Raw records →
..............................
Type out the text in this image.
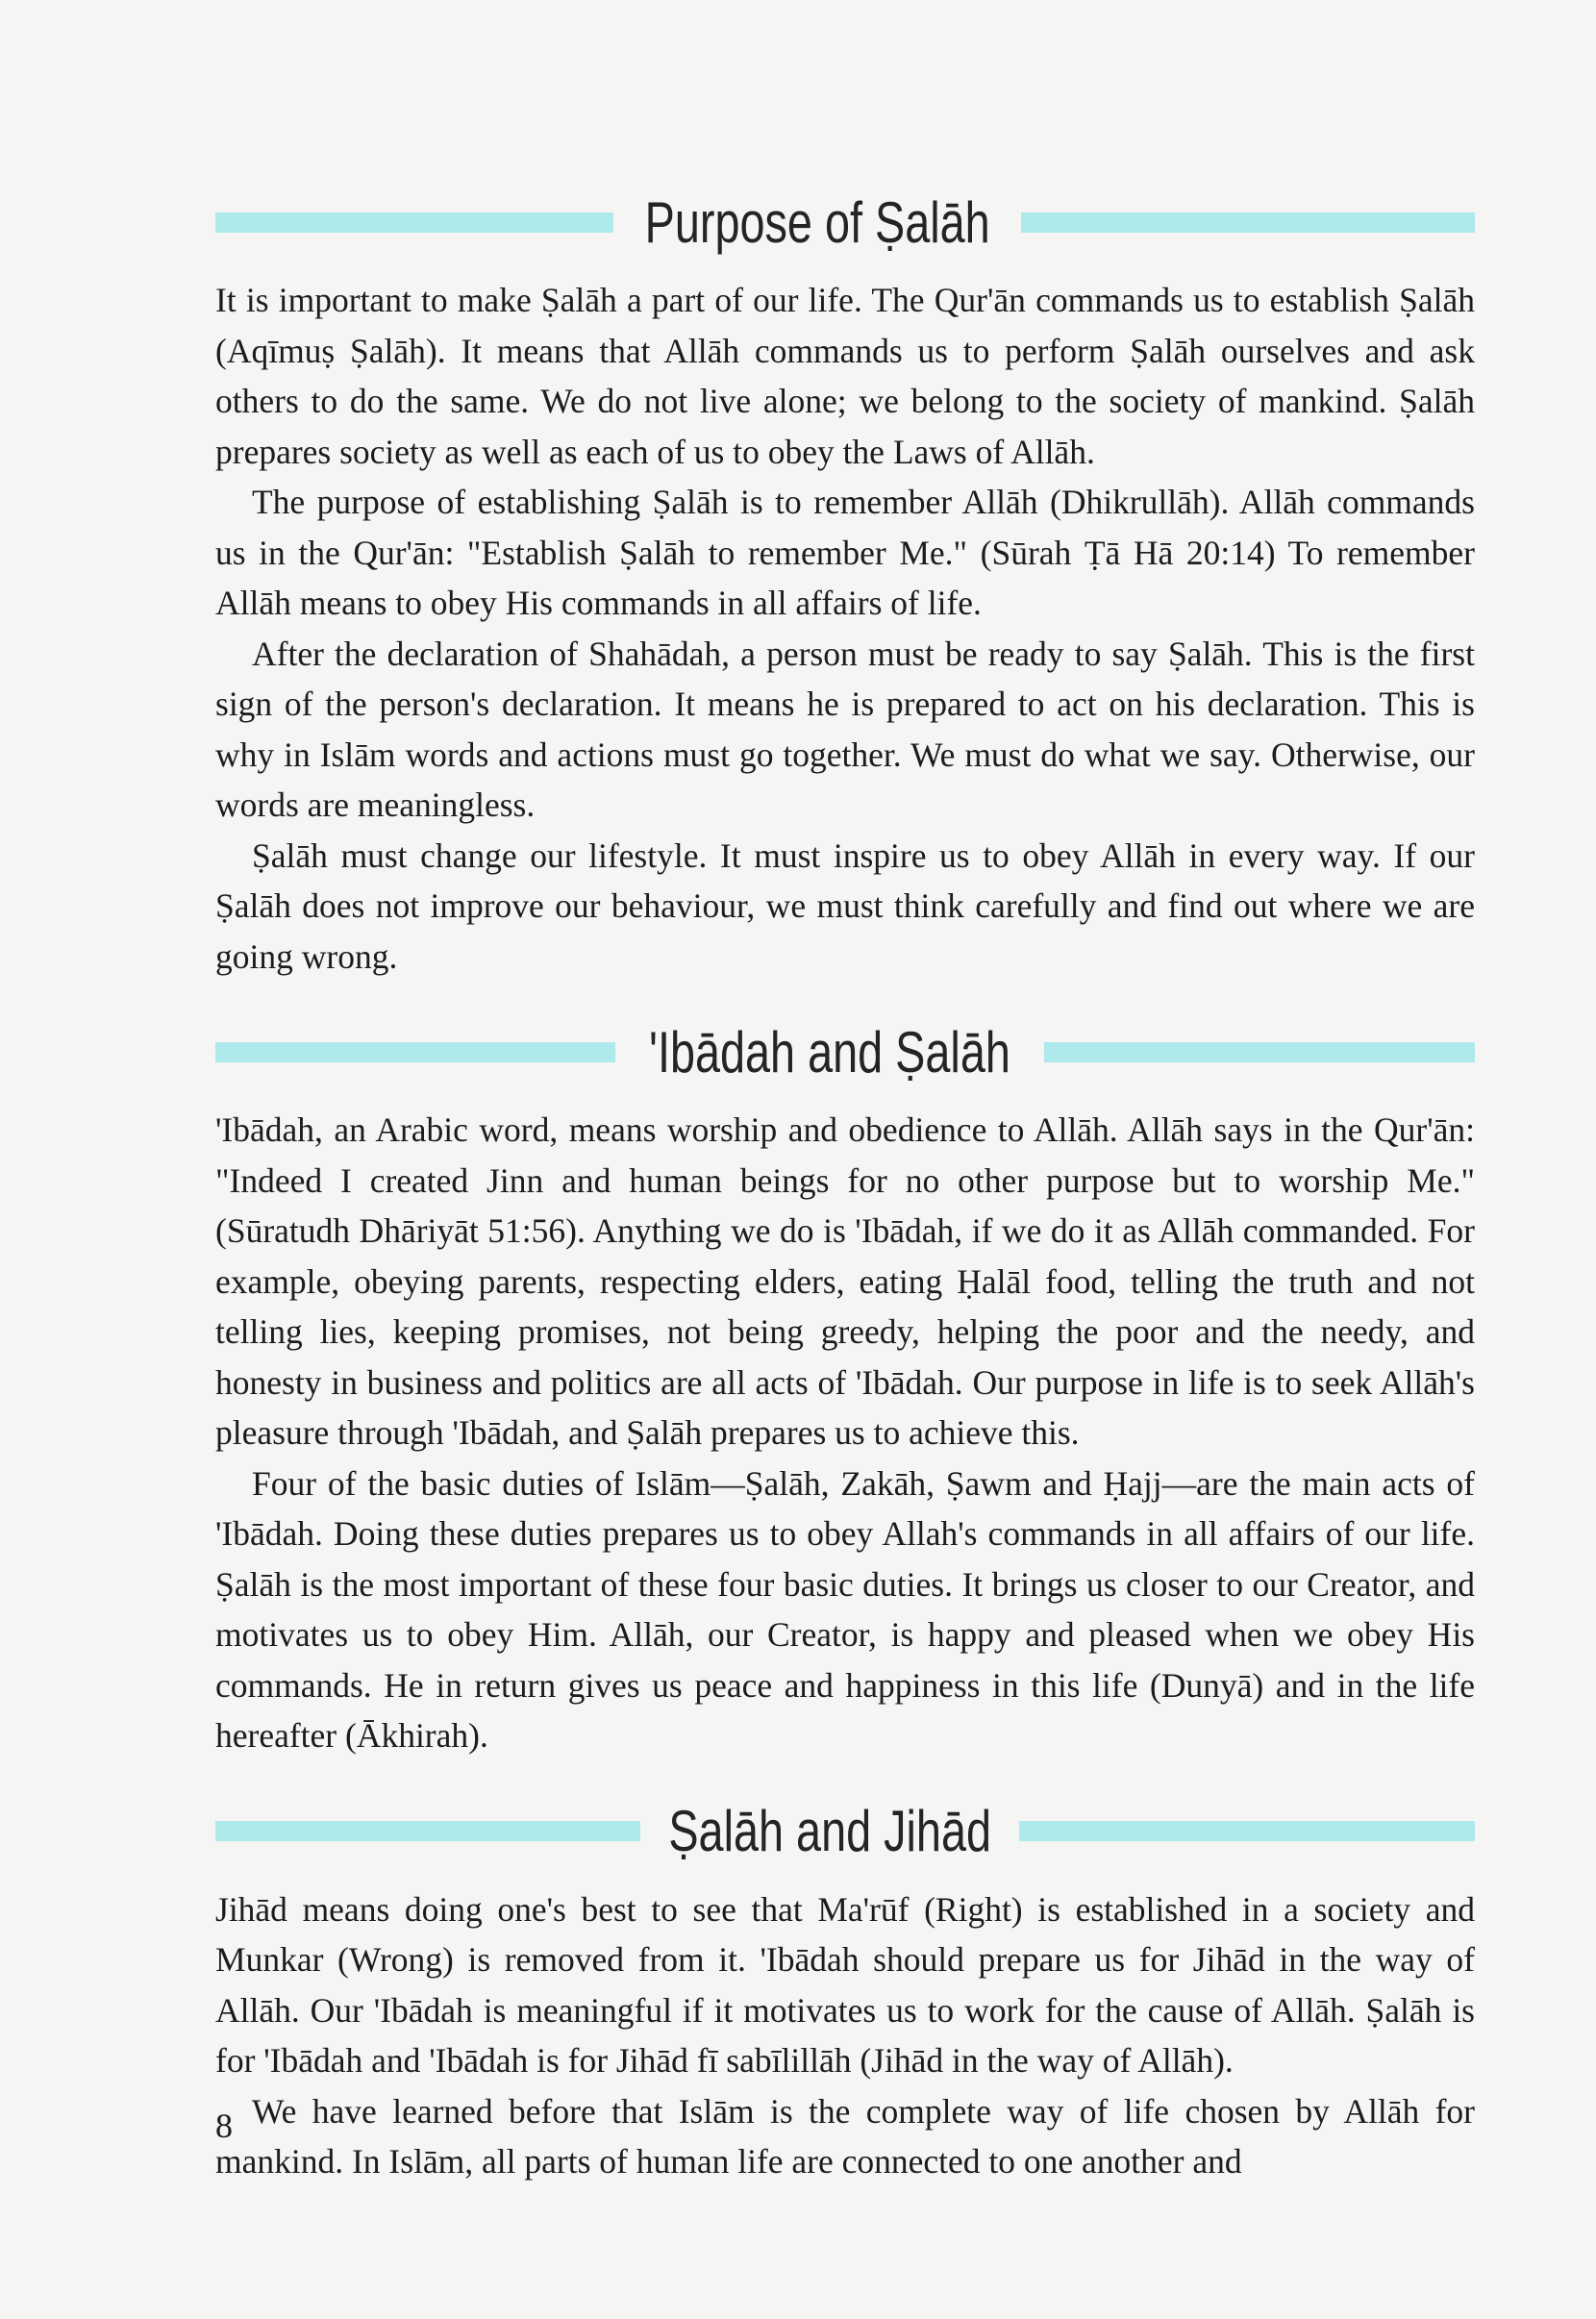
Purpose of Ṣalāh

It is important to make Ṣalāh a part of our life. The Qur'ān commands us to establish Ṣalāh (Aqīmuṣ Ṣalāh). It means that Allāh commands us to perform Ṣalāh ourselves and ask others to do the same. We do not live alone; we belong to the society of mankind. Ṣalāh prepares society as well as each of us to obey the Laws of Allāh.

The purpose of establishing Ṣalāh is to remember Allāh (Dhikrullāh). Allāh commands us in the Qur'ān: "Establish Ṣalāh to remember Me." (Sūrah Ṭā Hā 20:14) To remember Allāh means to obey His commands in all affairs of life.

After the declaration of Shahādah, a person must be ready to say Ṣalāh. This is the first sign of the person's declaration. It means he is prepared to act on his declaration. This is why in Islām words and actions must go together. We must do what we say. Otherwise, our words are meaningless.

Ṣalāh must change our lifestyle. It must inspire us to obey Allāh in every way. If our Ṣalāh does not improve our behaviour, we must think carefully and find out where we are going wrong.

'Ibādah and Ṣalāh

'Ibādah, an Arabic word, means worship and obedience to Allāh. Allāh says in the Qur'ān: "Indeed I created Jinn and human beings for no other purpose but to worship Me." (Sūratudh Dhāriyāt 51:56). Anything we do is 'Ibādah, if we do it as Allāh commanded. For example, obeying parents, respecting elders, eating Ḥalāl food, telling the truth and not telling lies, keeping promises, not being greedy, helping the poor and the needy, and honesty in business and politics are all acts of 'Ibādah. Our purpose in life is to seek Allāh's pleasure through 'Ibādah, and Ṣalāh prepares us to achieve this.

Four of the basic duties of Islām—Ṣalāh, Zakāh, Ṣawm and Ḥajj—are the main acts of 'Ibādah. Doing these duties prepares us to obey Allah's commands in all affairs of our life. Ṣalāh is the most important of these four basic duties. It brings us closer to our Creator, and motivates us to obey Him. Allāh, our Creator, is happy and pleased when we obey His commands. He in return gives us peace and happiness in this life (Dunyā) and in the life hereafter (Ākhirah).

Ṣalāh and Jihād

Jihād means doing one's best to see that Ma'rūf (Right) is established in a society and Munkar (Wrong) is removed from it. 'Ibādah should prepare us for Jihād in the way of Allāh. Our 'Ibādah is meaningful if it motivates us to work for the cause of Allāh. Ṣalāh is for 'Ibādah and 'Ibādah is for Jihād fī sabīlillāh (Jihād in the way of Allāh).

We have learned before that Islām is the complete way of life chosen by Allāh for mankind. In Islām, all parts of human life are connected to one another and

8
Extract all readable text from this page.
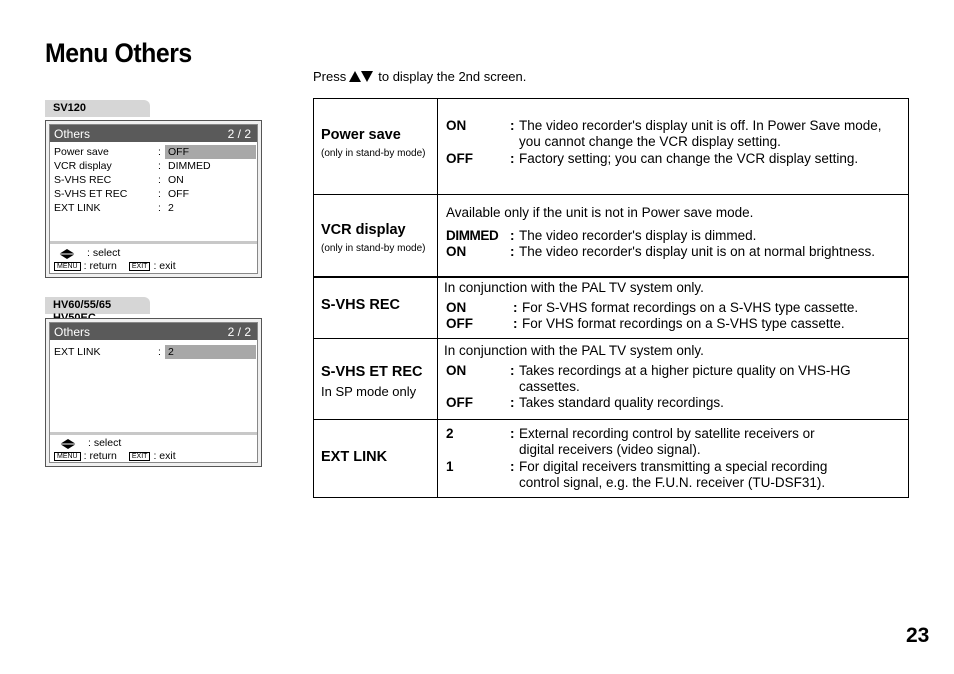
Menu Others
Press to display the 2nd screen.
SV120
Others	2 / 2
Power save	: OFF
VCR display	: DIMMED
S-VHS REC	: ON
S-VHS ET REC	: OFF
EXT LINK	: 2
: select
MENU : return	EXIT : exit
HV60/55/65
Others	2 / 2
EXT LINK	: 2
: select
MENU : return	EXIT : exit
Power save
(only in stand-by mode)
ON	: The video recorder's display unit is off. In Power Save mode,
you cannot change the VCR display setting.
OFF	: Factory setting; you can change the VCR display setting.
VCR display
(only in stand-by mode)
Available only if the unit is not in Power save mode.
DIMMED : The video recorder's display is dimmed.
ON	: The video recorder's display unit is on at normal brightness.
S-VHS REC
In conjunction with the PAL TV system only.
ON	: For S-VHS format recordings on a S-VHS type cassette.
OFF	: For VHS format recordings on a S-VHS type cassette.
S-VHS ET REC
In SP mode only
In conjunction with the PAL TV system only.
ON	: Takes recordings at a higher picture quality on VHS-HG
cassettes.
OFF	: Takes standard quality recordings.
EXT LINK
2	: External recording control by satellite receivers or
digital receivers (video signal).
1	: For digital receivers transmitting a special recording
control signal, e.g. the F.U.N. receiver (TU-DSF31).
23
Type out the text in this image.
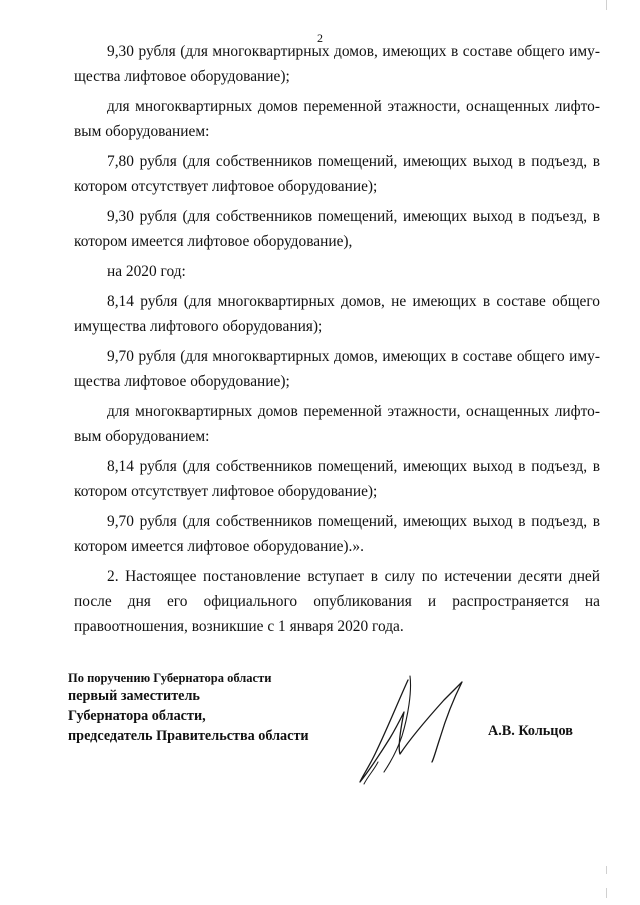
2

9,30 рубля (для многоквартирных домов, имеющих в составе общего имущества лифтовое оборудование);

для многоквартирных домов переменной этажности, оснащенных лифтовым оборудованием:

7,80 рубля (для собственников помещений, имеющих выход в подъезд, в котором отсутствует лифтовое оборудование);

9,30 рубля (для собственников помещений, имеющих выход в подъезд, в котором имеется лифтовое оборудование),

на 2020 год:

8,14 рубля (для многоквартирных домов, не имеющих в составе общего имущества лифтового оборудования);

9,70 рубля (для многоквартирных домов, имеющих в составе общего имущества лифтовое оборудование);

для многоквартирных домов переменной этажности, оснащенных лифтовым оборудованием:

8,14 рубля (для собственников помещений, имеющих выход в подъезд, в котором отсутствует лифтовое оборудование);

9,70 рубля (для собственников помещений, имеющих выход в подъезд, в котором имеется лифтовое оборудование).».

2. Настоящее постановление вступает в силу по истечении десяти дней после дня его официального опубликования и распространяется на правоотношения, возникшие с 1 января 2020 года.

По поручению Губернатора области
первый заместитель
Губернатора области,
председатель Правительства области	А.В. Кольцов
..............................
The request → Without the pictures, restate all of the entries above verbatim.

Answer to the exercise →
Type out the text in this image.
Purpose of Ṣalāh

It is important to make Ṣalāh a part of our life. The Qur'ān commands us to establish Ṣalāh (Aqīmuṣ Ṣalāh). It means that Allāh commands us to perform Ṣalāh ourselves and ask others to do the same. We do not live alone; we belong to the society of mankind. Ṣalāh prepares society as well as each of us to obey the Laws of Allāh.

The purpose of establishing Ṣalāh is to remember Allāh (Dhikrullāh). Allāh commands us in the Qur'ān: "Establish Ṣalāh to remember Me." (Sūrah Ṭā Hā 20:14) To remember Allāh means to obey His commands in all affairs of life.

After the declaration of Shahādah, a person must be ready to say Ṣalāh. This is the first sign of the person's declaration. It means he is prepared to act on his declaration. This is why in Islām words and actions must go together. We must do what we say. Otherwise, our words are meaningless.

Ṣalāh must change our lifestyle. It must inspire us to obey Allāh in every way. If our Ṣalāh does not improve our behaviour, we must think carefully and find out where we are going wrong.

'Ibādah and Ṣalāh

'Ibādah, an Arabic word, means worship and obedience to Allāh. Allāh says in the Qur'ān: "Indeed I created Jinn and human beings for no other purpose but to worship Me." (Sūratudh Dhāriyāt 51:56). Anything we do is 'Ibādah, if we do it as Allāh commanded. For example, obeying parents, respecting elders, eating Ḥalāl food, telling the truth and not telling lies, keeping promises, not being greedy, helping the poor and the needy, and honesty in business and politics are all acts of 'Ibādah. Our purpose in life is to seek Allāh's pleasure through 'Ibādah, and Ṣalāh prepares us to achieve this.

Four of the basic duties of Islām—Ṣalāh, Zakāh, Ṣawm and Ḥajj—are the main acts of 'Ibādah. Doing these duties prepares us to obey Allah's commands in all affairs of our life. Ṣalāh is the most important of these four basic duties. It brings us closer to our Creator, and motivates us to obey Him. Allāh, our Creator, is happy and pleased when we obey His commands. He in return gives us peace and happiness in this life (Dunyā) and in the life hereafter (Ākhirah).

Ṣalāh and Jihād

Jihād means doing one's best to see that Ma'rūf (Right) is established in a society and Munkar (Wrong) is removed from it. 'Ibādah should prepare us for Jihād in the way of Allāh. Our 'Ibādah is meaningful if it motivates us to work for the cause of Allāh. Ṣalāh is for 'Ibādah and 'Ibādah is for Jihād fī sabīlillāh (Jihād in the way of Allāh).

We have learned before that Islām is the complete way of life chosen by Allāh for mankind. In Islām, all parts of human life are connected to one another and

8
Extract all readable text from this page.
Menu Others
Press to display the 2nd screen.
SV120
Others	2 / 2
Power save	: OFF
VCR display	: DIMMED
S-VHS REC	: ON
S-VHS ET REC	: OFF
EXT LINK	: 2
: select
MENU : return	EXIT : exit
HV60/55/65
Others	2 / 2
EXT LINK	: 2
: select
MENU : return	EXIT : exit
Power save
(only in stand-by mode)
ON	: The video recorder's display unit is off. In Power Save mode,
you cannot change the VCR display setting.
OFF	: Factory setting; you can change the VCR display setting.
VCR display
(only in stand-by mode)
Available only if the unit is not in Power save mode.
DIMMED : The video recorder's display is dimmed.
ON	: The video recorder's display unit is on at normal brightness.
S-VHS REC
In conjunction with the PAL TV system only.
ON	: For S-VHS format recordings on a S-VHS type cassette.
OFF	: For VHS format recordings on a S-VHS type cassette.
S-VHS ET REC
In SP mode only
In conjunction with the PAL TV system only.
ON	: Takes recordings at a higher picture quality on VHS-HG
cassettes.
OFF	: Takes standard quality recordings.
EXT LINK
2	: External recording control by satellite receivers or
digital receivers (video signal).
1	: For digital receivers transmitting a special recording
control signal, e.g. the F.U.N. receiver (TU-DSF31).
23
Type out the text in this image.
2

9,30 рубля (для многоквартирных домов, имеющих в составе общего имущества лифтовое оборудование);

для многоквартирных домов переменной этажности, оснащенных лифтовым оборудованием:

7,80 рубля (для собственников помещений, имеющих выход в подъезд, в котором отсутствует лифтовое оборудование);

9,30 рубля (для собственников помещений, имеющих выход в подъезд, в котором имеется лифтовое оборудование),

на 2020 год:

8,14 рубля (для многоквартирных домов, не имеющих в составе общего имущества лифтового оборудования);

9,70 рубля (для многоквартирных домов, имеющих в составе общего имущества лифтовое оборудование);

для многоквартирных домов переменной этажности, оснащенных лифтовым оборудованием:

8,14 рубля (для собственников помещений, имеющих выход в подъезд, в котором отсутствует лифтовое оборудование);

9,70 рубля (для собственников помещений, имеющих выход в подъезд, в котором имеется лифтовое оборудование).».

2. Настоящее постановление вступает в силу по истечении десяти дней после дня его официального опубликования и распространяется на правоотношения, возникшие с 1 января 2020 года.

По поручению Губернатора области
первый заместитель
Губернатора области,
председатель Правительства области	А.В. Кольцов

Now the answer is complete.